**Task instructions**
Reproduce all of the material exactly as shown.

[Data to use start]

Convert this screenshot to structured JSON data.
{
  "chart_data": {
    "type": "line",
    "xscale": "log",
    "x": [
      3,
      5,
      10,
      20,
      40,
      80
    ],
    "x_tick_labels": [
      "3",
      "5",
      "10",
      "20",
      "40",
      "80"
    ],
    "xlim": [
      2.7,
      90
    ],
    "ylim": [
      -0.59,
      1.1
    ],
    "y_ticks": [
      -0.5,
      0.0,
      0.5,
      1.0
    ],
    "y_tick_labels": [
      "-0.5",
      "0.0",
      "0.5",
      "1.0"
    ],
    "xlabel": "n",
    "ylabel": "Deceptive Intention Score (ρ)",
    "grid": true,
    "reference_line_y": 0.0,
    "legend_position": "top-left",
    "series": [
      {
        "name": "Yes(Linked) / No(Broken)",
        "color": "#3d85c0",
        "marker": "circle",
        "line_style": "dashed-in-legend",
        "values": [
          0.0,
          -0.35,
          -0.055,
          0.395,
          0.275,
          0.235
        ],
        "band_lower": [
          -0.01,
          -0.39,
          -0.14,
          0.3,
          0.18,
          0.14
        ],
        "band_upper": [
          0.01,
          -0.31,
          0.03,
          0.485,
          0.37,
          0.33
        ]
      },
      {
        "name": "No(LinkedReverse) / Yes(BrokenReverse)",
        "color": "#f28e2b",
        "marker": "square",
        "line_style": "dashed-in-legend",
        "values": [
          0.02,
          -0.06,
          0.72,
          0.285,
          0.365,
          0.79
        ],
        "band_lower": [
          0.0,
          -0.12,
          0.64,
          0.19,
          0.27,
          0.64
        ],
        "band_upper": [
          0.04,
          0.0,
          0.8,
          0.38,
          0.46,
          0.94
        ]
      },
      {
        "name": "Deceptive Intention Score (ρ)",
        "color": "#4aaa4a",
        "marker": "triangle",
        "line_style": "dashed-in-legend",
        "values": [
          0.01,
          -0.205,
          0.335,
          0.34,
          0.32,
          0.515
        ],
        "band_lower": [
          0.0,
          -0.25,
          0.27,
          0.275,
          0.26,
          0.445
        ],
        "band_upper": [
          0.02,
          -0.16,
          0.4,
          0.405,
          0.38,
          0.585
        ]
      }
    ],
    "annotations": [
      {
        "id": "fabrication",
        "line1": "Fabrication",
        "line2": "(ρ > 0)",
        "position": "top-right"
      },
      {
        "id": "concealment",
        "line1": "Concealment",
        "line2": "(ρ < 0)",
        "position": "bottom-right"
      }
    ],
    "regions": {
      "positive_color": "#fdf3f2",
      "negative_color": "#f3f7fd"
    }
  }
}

[Data to use end]

**Problem solution**
Convert this screenshot to structured JSON data.
{
  "chart_data": {
    "type": "line",
    "xscale": "log",
    "x": [
      3,
      5,
      10,
      20,
      40,
      80
    ],
    "x_tick_labels": [
      "3",
      "5",
      "10",
      "20",
      "40",
      "80"
    ],
    "xlim": [
      2.7,
      90
    ],
    "ylim": [
      -0.59,
      1.1
    ],
    "y_ticks": [
      -0.5,
      0.0,
      0.5,
      1.0
    ],
    "y_tick_labels": [
      "-0.5",
      "0.0",
      "0.5",
      "1.0"
    ],
    "xlabel": "n",
    "ylabel": "Deceptive Intention Score (ρ)",
    "grid": true,
    "reference_line_y": 0.0,
    "legend_position": "top-left",
    "series": [
      {
        "name": "Yes(Linked) / No(Broken)",
        "color": "#3d85c0",
        "marker": "circle",
        "line_style": "dashed-in-legend",
        "values": [
          0.0,
          -0.35,
          -0.055,
          0.395,
          0.275,
          0.235
        ],
        "band_lower": [
          -0.01,
          -0.39,
          -0.14,
          0.3,
          0.18,
          0.14
        ],
        "band_upper": [
          0.01,
          -0.31,
          0.03,
          0.485,
          0.37,
          0.33
        ]
      },
      {
        "name": "No(LinkedReverse) / Yes(BrokenReverse)",
        "color": "#f28e2b",
        "marker": "square",
        "line_style": "dashed-in-legend",
        "values": [
          0.02,
          -0.06,
          0.72,
          0.285,
          0.365,
          0.79
        ],
        "band_lower": [
          0.0,
          -0.12,
          0.64,
          0.19,
          0.27,
          0.64
        ],
        "band_upper": [
          0.04,
          0.0,
          0.8,
          0.38,
          0.46,
          0.94
        ]
      },
      {
        "name": "Deceptive Intention Score (ρ)",
        "color": "#4aaa4a",
        "marker": "triangle",
        "line_style": "dashed-in-legend",
        "values": [
          0.01,
          -0.205,
          0.335,
          0.34,
          0.32,
          0.515
        ],
        "band_lower": [
          0.0,
          -0.25,
          0.27,
          0.275,
          0.26,
          0.445
        ],
        "band_upper": [
          0.02,
          -0.16,
          0.4,
          0.405,
          0.38,
          0.585
        ]
      }
    ],
    "annotations": [
      {
        "id": "fabrication",
        "line1": "Fabrication",
        "line2": "(ρ > 0)",
        "position": "top-right"
      },
      {
        "id": "concealment",
        "line1": "Concealment",
        "line2": "(ρ < 0)",
        "position": "bottom-right"
      }
    ],
    "regions": {
      "positive_color": "#fdf3f2",
      "negative_color": "#f3f7fd"
    }
  }
}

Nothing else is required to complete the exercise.